▼

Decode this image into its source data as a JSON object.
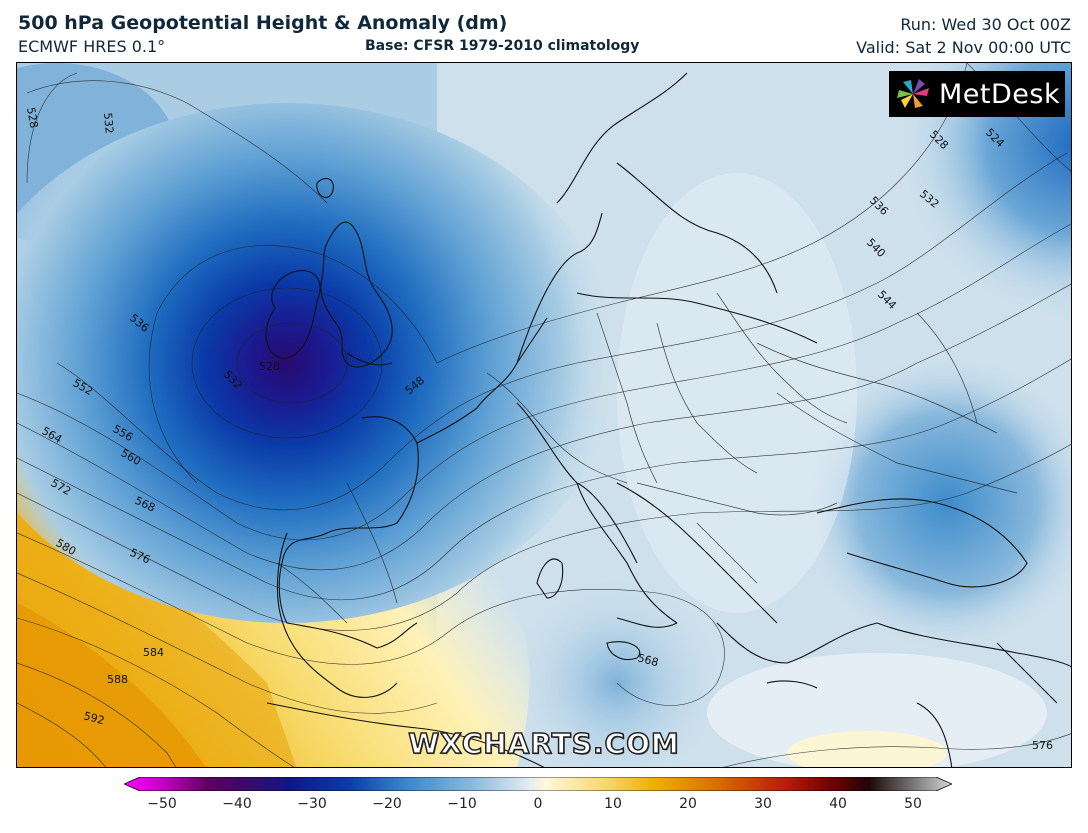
{
  "header": {
    "title": "500 hPa Geopotential Height & Anomaly (dm)",
    "model": "ECMWF HRES 0.1°",
    "base": "Base: CFSR 1979-2010 climatology",
    "run": "Run: Wed 30 Oct 00Z",
    "valid": "Valid: Sat 2 Nov 00:00 UTC"
  },
  "logo": {
    "text": "MetDesk",
    "icon": "metdesk-pinwheel-icon"
  },
  "watermark": "WXCHARTS.COM",
  "colorbar": {
    "min": -50,
    "max": 50,
    "tick_labels": [
      "−50",
      "−40",
      "−30",
      "−20",
      "−10",
      "0",
      "10",
      "20",
      "30",
      "40",
      "50"
    ],
    "colors": [
      "#e000e0",
      "#6a0070",
      "#2a0a80",
      "#0a3aa0",
      "#3a8ad0",
      "#dde8f0",
      "#fff4c0",
      "#e8b000",
      "#c85000",
      "#8a0000",
      "#c0c0c0"
    ]
  },
  "contour_labels": [
    {
      "text": "528",
      "region": "north-atlantic-west"
    },
    {
      "text": "532",
      "region": "north-atlantic"
    },
    {
      "text": "536",
      "region": "atlantic-west-of-ireland"
    },
    {
      "text": "532",
      "region": "low-center-west"
    },
    {
      "text": "528",
      "region": "low-center"
    },
    {
      "text": "552",
      "region": "atlantic-west"
    },
    {
      "text": "556",
      "region": "atlantic-southwest"
    },
    {
      "text": "560",
      "region": "atlantic-southwest"
    },
    {
      "text": "564",
      "region": "atlantic-southwest"
    },
    {
      "text": "568",
      "region": "biscay-west"
    },
    {
      "text": "572",
      "region": "atlantic-southwest"
    },
    {
      "text": "576",
      "region": "iberia-west"
    },
    {
      "text": "580",
      "region": "atlantic-south"
    },
    {
      "text": "584",
      "region": "atlantic-south"
    },
    {
      "text": "588",
      "region": "atlantic-south"
    },
    {
      "text": "592",
      "region": "atlantic-south"
    },
    {
      "text": "548",
      "region": "english-channel"
    },
    {
      "text": "568",
      "region": "ionian-sea"
    },
    {
      "text": "576",
      "region": "eastern-mediterranean"
    },
    {
      "text": "528",
      "region": "russia-north"
    },
    {
      "text": "524",
      "region": "russia-northeast"
    },
    {
      "text": "536",
      "region": "russia"
    },
    {
      "text": "532",
      "region": "russia-east"
    },
    {
      "text": "540",
      "region": "russia"
    },
    {
      "text": "544",
      "region": "russia-south"
    }
  ]
}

▲

* Task objective
From the entries, report each line that includes the word "center".

* Expected output
      "region": "low-center-west"
      "region": "low-center"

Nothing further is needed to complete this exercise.